| Instructions for the task |
Find every line with the word "color". Copy those lines.
**** Records for processing ****
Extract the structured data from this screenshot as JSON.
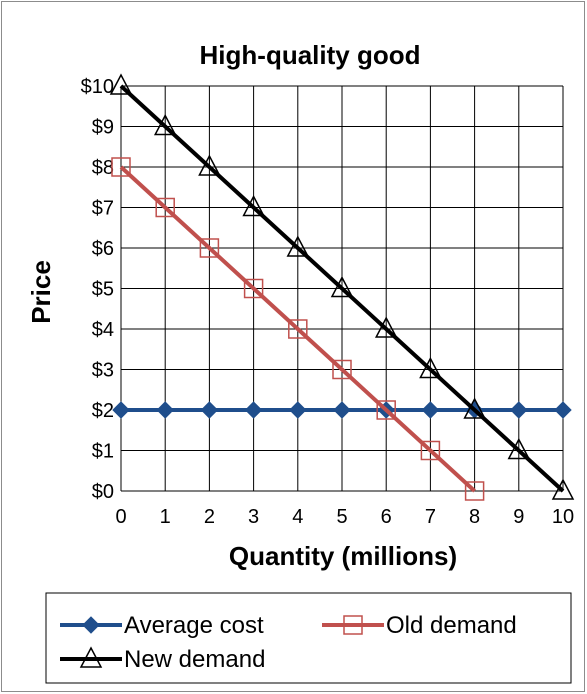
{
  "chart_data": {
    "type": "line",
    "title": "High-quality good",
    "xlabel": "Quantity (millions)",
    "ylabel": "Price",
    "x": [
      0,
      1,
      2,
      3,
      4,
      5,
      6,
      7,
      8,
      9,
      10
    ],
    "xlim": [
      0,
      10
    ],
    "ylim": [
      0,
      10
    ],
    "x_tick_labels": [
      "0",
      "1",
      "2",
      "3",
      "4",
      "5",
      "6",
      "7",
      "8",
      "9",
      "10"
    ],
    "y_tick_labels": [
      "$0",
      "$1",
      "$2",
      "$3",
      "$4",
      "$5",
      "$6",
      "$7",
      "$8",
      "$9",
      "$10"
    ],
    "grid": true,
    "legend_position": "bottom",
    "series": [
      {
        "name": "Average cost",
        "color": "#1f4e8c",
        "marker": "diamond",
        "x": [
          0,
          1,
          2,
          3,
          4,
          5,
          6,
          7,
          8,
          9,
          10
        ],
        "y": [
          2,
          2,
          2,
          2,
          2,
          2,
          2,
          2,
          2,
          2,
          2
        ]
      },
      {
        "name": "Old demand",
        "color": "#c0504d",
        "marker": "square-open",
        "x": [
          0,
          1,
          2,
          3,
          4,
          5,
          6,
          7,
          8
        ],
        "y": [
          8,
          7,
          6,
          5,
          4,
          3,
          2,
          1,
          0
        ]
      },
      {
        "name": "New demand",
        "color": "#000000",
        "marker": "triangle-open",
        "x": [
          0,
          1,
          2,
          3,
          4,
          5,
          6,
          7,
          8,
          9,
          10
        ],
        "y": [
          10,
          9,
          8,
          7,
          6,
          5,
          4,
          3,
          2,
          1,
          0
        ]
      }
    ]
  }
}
****
| Written solution |
        "color": "#1f4e8c",
        "color": "#c0504d",
        "color": "#000000",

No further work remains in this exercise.